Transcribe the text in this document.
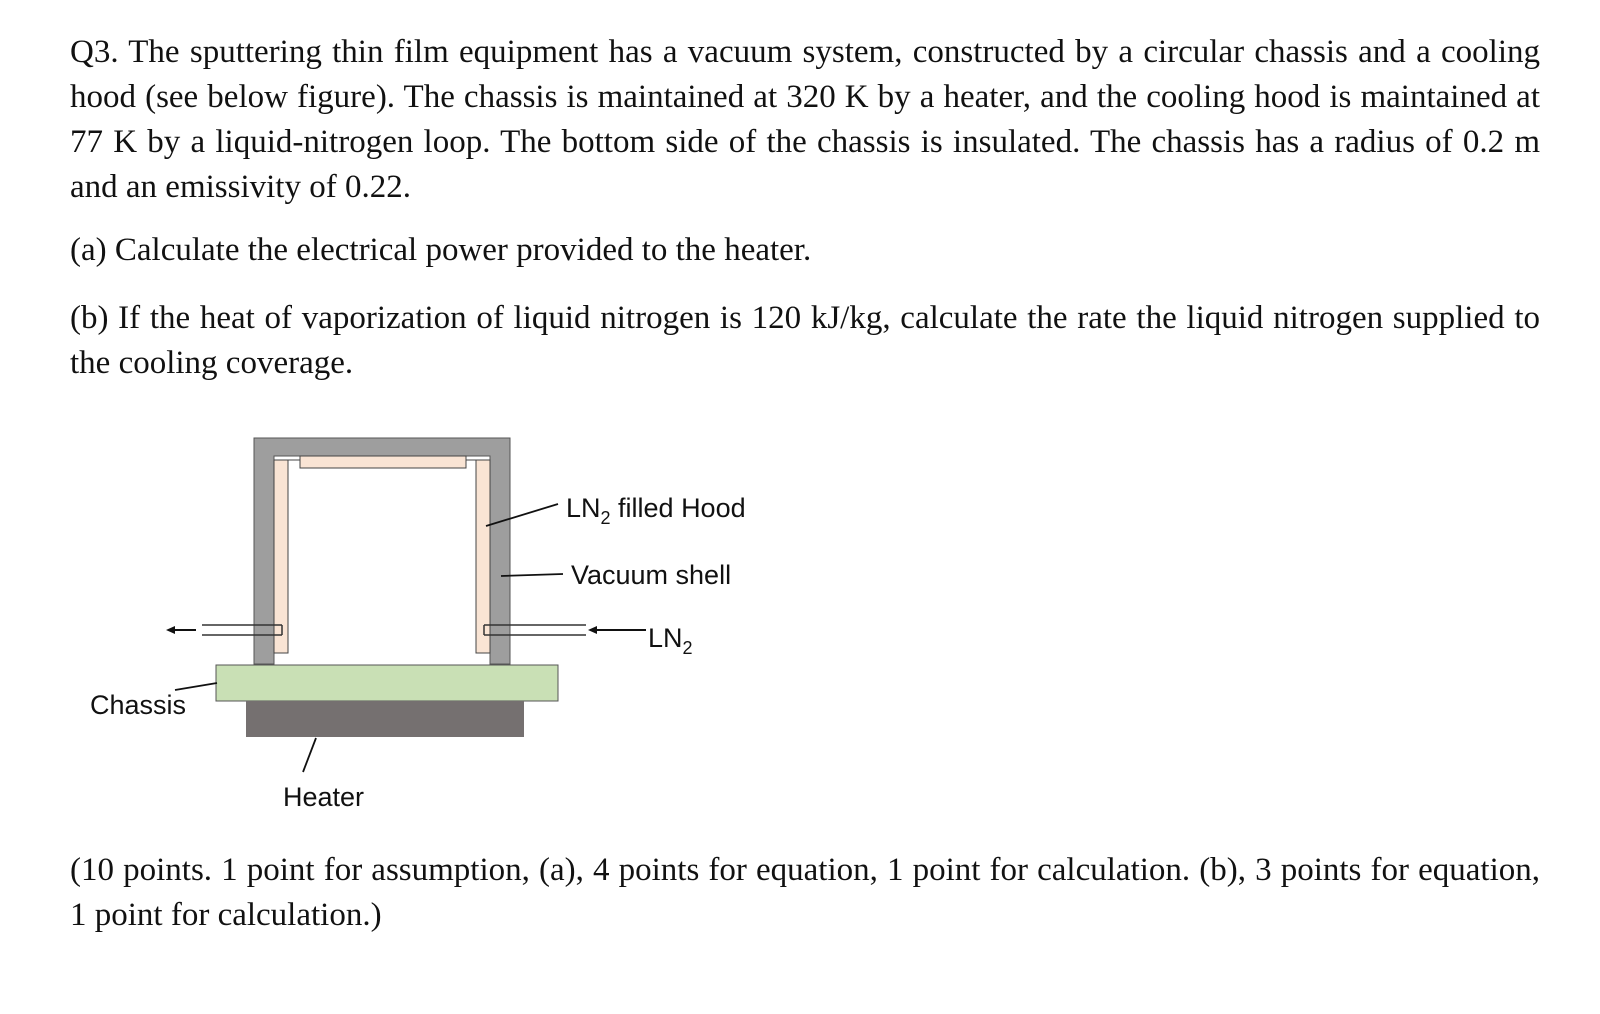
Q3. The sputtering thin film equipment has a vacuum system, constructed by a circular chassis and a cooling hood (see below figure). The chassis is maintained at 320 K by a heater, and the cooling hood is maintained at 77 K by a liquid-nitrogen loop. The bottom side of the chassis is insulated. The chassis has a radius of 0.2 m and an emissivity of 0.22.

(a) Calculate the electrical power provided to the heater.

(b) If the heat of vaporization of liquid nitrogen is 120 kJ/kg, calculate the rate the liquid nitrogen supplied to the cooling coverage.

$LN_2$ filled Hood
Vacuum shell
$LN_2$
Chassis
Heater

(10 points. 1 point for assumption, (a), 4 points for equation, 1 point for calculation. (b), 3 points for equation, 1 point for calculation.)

• Task prompt: Copy down every line of the entries containing the word "nitrogen".

• Output of the exercise:
Q3. The sputtering thin film equipment has a vacuum system, constructed by a circular chassis and a cooling hood (see below figure). The chassis is maintained at 320 K by a heater, and the cooling hood is maintained at 77 K by a liquid-nitrogen loop. The bottom side of the chassis is insulated. The chassis has a radius of 0.2 m and an emissivity of 0.22.
(b) If the heat of vaporization of liquid nitrogen is 120 kJ/kg, calculate the rate the liquid nitrogen supplied to the cooling coverage.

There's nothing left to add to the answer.